## EXERCISE GOAL:
Repeat every record below exactly, leaving out the pictures.

## Stored dataset items:
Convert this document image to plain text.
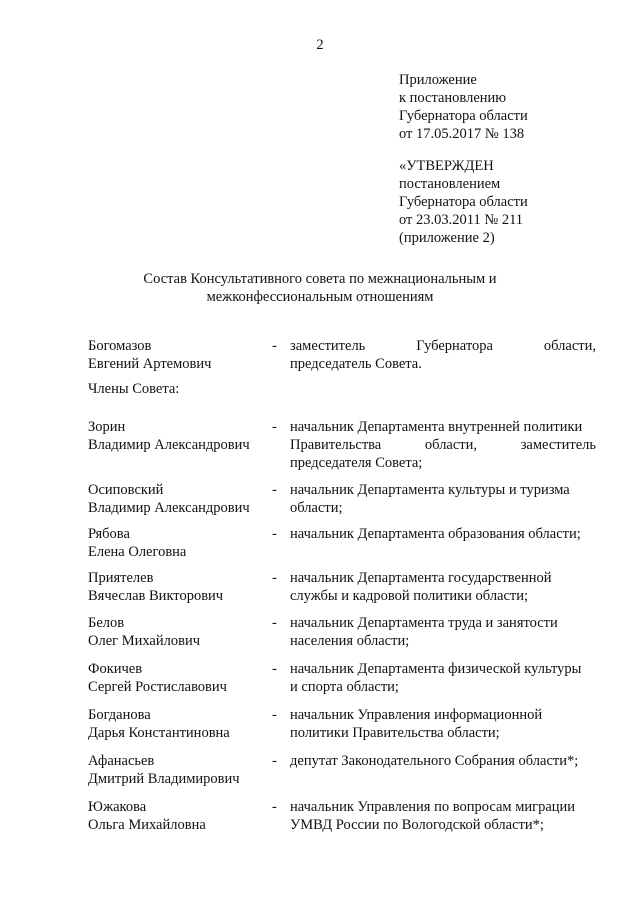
2
Приложение
к постановлению
Губернатора области
от 17.05.2017 № 138
«УТВЕРЖДЕН
постановлением
Губернатора области
от 23.03.2011 № 211
(приложение 2)
Состав Консультативного совета по межнациональным и
межконфессиональным отношениям
Богомазов
Евгений Артемович
- заместитель	Губернатора	области,
председатель Совета.
Члены Совета:
Зорин
Владимир Александрович
- начальник Департамента внутренней политики
Правительства	области,	заместитель
председателя Совета;
Осиповский
Владимир Александрович
- начальник Департамента культуры и туризма
области;
Рябова
Елена Олеговна
- начальник Департамента образования области;
Приятелев
Вячеслав Викторович
- начальник Департамента государственной
службы и кадровой политики области;
Белов
Олег Михайлович
- начальник Департамента труда и занятости
населения области;
Фокичев
Сергей Ростиславович
- начальник Департамента физической культуры
и спорта области;
Богданова
Дарья Константиновна
- начальник Управления информационной
политики Правительства области;
Афанасьев
Дмитрий Владимирович
- депутат Законодательного Собрания области*;
Южакова
Ольга Михайловна
- начальник Управления по вопросам миграции
УМВД России по Вологодской области*;
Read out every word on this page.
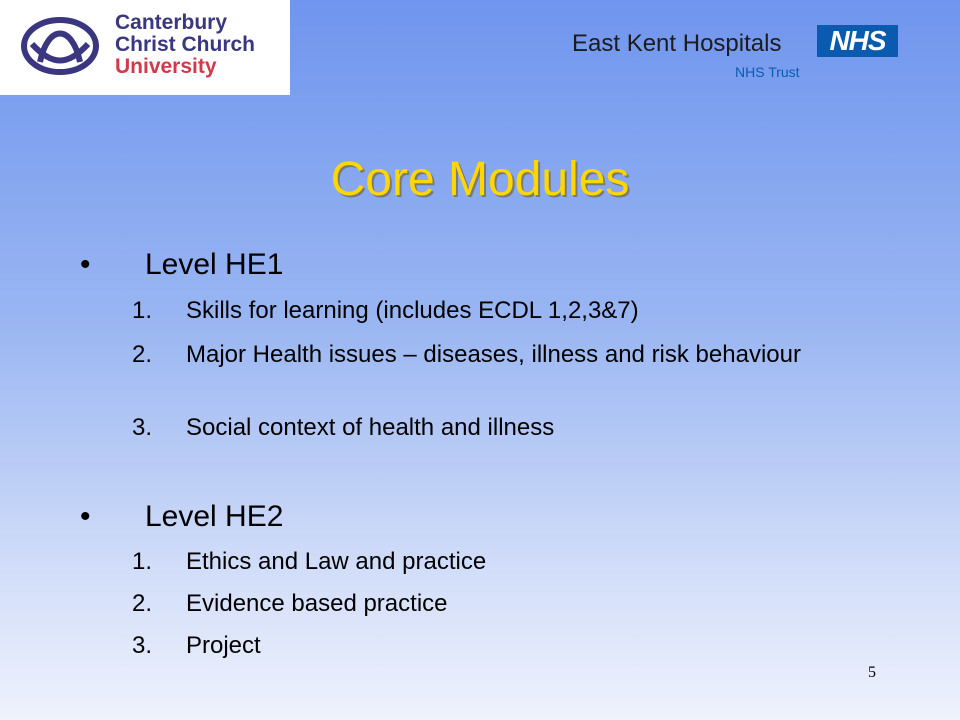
Canterbury
Christ Church
University
East Kent Hospitals	NHS
NHS Trust
Core Modules
• Level HE1
1. Skills for learning (includes ECDL 1,2,3&7)
2. Major Health issues – diseases, illness and risk behaviour
3. Social context of health and illness
• Level HE2
1. Ethics and Law and practice
2. Evidence based practice
3. Project
5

## ANSWER TO THIS PROBLEM:
Convert this document image to plain text.
2
Приложение
к постановлению
Губернатора области
от 17.05.2017 № 138
«УТВЕРЖДЕН
постановлением
Губернатора области
от 23.03.2011 № 211
(приложение 2)
Состав Консультативного совета по межнациональным и
межконфессиональным отношениям
Богомазов
Евгений Артемович
- заместитель	Губернатора	области,
председатель Совета.
Члены Совета:
Зорин
Владимир Александрович
- начальник Департамента внутренней политики
Правительства	области,	заместитель
председателя Совета;
Осиповский
Владимир Александрович
- начальник Департамента культуры и туризма
области;
Рябова
Елена Олеговна
- начальник Департамента образования области;
Приятелев
Вячеслав Викторович
- начальник Департамента государственной
службы и кадровой политики области;
Белов
Олег Михайлович
- начальник Департамента труда и занятости
населения области;
Фокичев
Сергей Ростиславович
- начальник Департамента физической культуры
и спорта области;
Богданова
Дарья Константиновна
- начальник Управления информационной
политики Правительства области;
Афанасьев
Дмитрий Владимирович
- депутат Законодательного Собрания области*;
Южакова
Ольга Михайловна
- начальник Управления по вопросам миграции
УМВД России по Вологодской области*;
Read out every word on this page.
Canterbury
Christ Church
University
East Kent Hospitals	NHS
NHS Trust
Core Modules
• Level HE1
1. Skills for learning (includes ECDL 1,2,3&7)
2. Major Health issues – diseases, illness and risk behaviour
3. Social context of health and illness
• Level HE2
1. Ethics and Law and practice
2. Evidence based practice
3. Project
5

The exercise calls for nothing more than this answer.